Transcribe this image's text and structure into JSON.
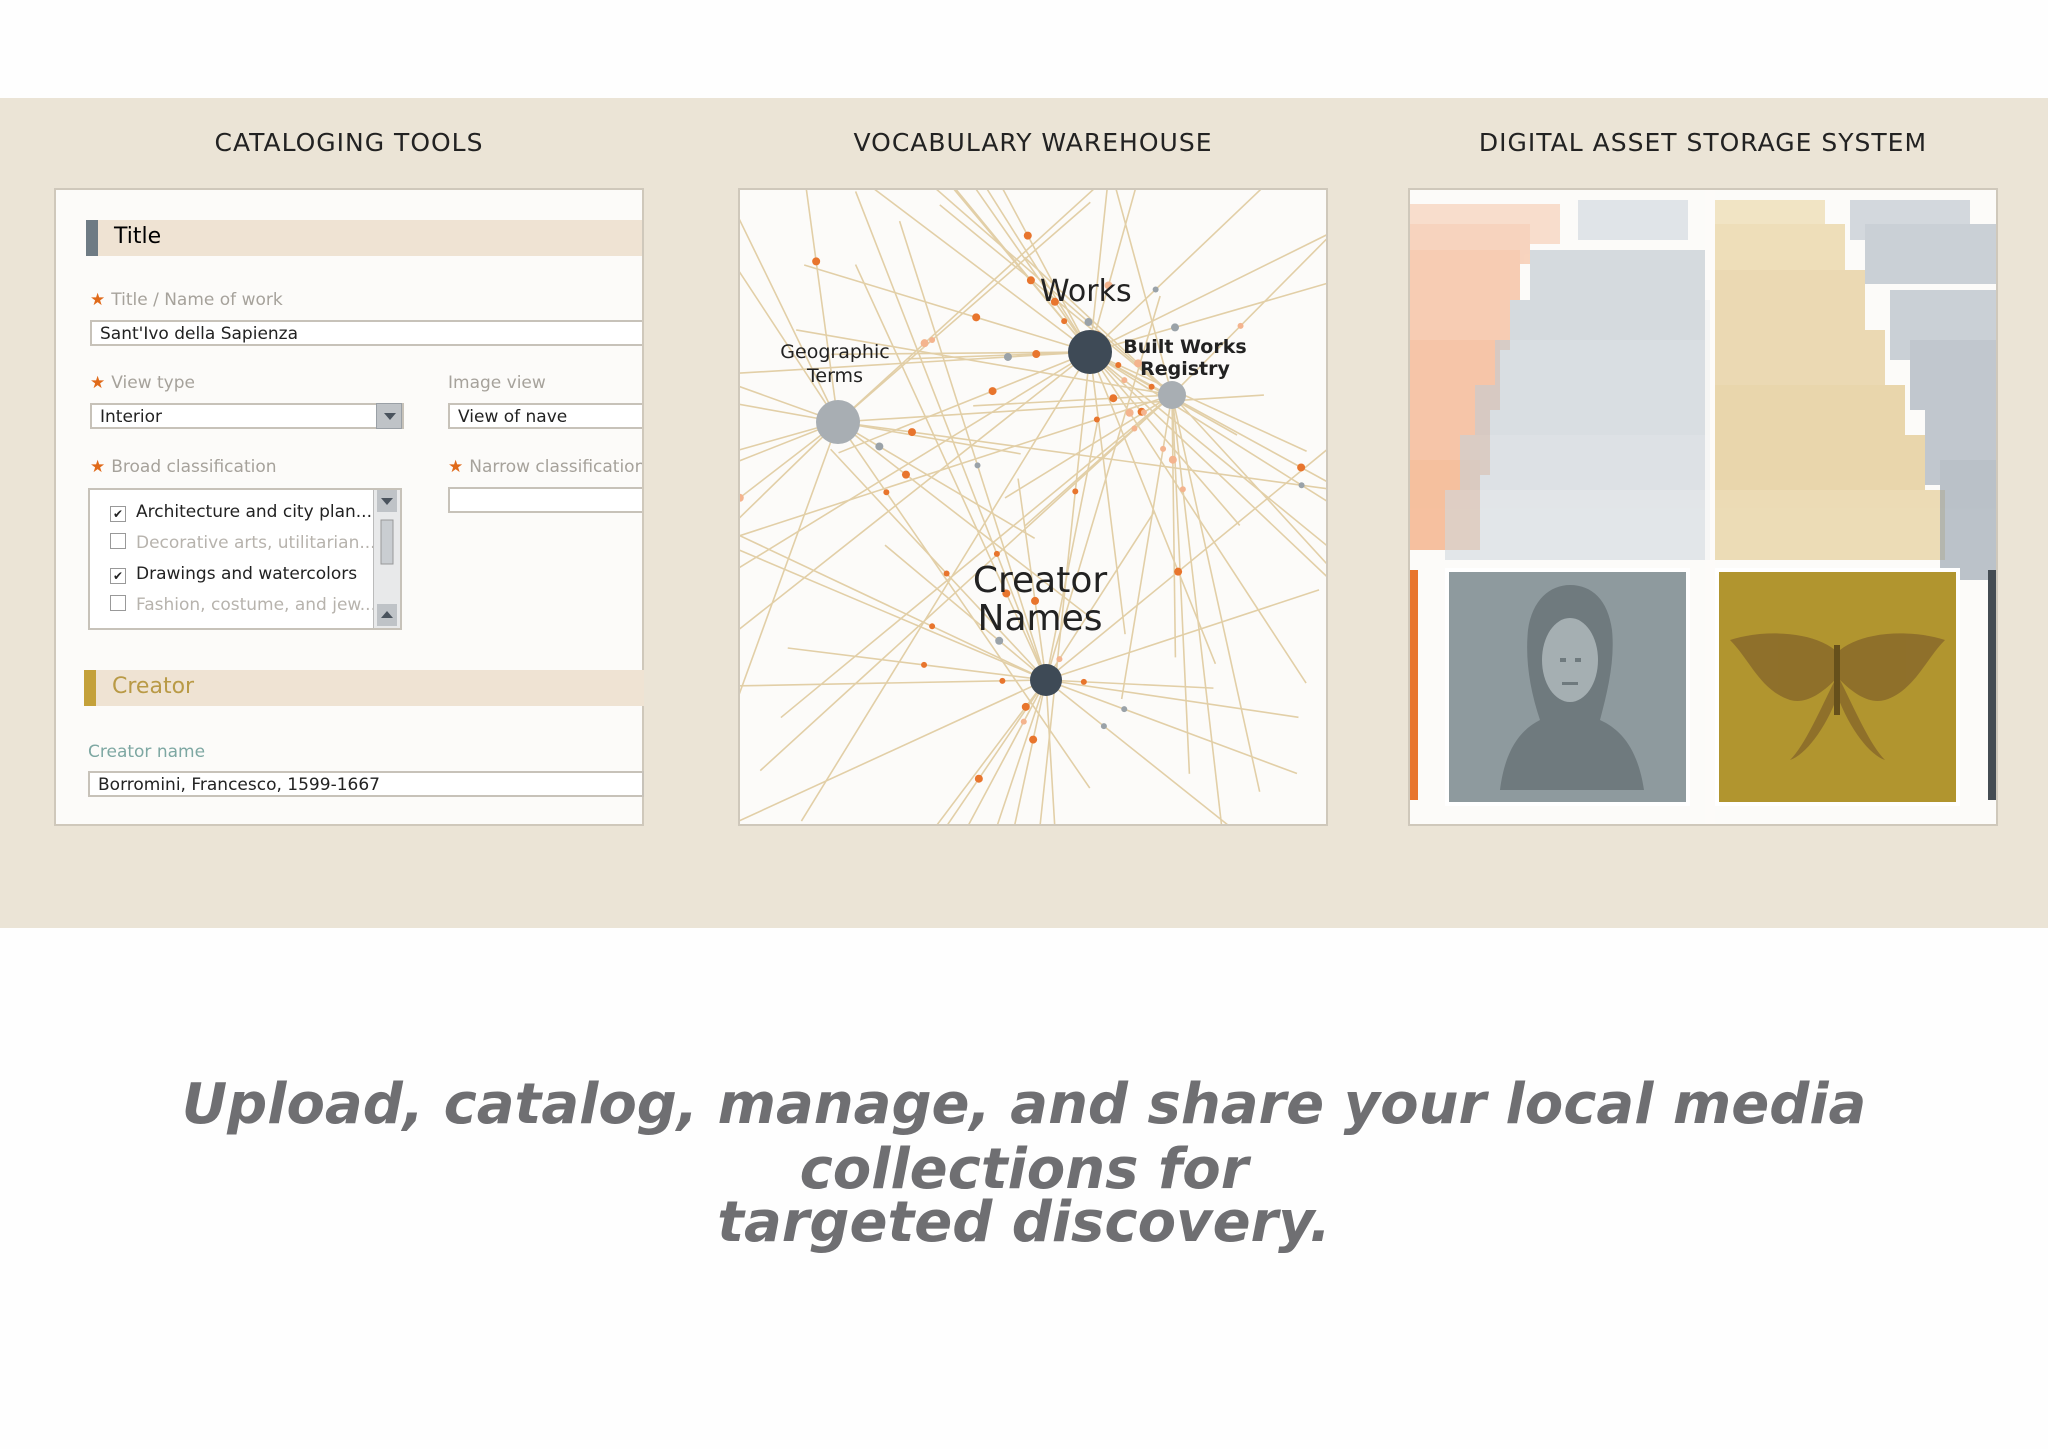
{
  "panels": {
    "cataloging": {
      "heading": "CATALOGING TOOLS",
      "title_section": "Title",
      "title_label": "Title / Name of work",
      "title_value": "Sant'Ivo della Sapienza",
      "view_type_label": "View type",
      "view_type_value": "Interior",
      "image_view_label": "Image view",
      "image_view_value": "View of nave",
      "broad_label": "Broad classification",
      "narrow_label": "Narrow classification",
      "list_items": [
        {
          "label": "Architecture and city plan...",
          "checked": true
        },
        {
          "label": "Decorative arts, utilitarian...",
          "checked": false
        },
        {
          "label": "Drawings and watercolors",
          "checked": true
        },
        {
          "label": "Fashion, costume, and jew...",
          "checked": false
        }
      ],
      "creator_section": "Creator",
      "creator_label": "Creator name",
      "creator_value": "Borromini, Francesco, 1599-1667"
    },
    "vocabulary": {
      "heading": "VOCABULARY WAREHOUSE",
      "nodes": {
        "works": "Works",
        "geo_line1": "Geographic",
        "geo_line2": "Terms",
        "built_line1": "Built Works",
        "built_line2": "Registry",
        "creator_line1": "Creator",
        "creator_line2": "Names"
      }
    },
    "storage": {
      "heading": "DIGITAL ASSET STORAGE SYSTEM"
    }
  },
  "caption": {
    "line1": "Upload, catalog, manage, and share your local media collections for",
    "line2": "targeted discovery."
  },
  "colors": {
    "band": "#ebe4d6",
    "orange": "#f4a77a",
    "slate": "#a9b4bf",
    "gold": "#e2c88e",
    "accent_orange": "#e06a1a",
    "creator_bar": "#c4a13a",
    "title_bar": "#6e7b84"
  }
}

GOAL: Reproduce the full listing above verbatim, with no pictures included.

FINAL RESULT:
Transcribe this image's text and structure into JSON.
{
  "panels": {
    "cataloging": {
      "heading": "CATALOGING TOOLS",
      "title_section": "Title",
      "title_label": "Title / Name of work",
      "title_value": "Sant'Ivo della Sapienza",
      "view_type_label": "View type",
      "view_type_value": "Interior",
      "image_view_label": "Image view",
      "image_view_value": "View of nave",
      "broad_label": "Broad classification",
      "narrow_label": "Narrow classification",
      "list_items": [
        {
          "label": "Architecture and city plan...",
          "checked": true
        },
        {
          "label": "Decorative arts, utilitarian...",
          "checked": false
        },
        {
          "label": "Drawings and watercolors",
          "checked": true
        },
        {
          "label": "Fashion, costume, and jew...",
          "checked": false
        }
      ],
      "creator_section": "Creator",
      "creator_label": "Creator name",
      "creator_value": "Borromini, Francesco, 1599-1667"
    },
    "vocabulary": {
      "heading": "VOCABULARY WAREHOUSE",
      "nodes": {
        "works": "Works",
        "geo_line1": "Geographic",
        "geo_line2": "Terms",
        "built_line1": "Built Works",
        "built_line2": "Registry",
        "creator_line1": "Creator",
        "creator_line2": "Names"
      }
    },
    "storage": {
      "heading": "DIGITAL ASSET STORAGE SYSTEM"
    }
  },
  "caption": {
    "line1": "Upload, catalog, manage, and share your local media collections for",
    "line2": "targeted discovery."
  },
  "colors": {
    "band": "#ebe4d6",
    "orange": "#f4a77a",
    "slate": "#a9b4bf",
    "gold": "#e2c88e",
    "accent_orange": "#e06a1a",
    "creator_bar": "#c4a13a",
    "title_bar": "#6e7b84"
  }
}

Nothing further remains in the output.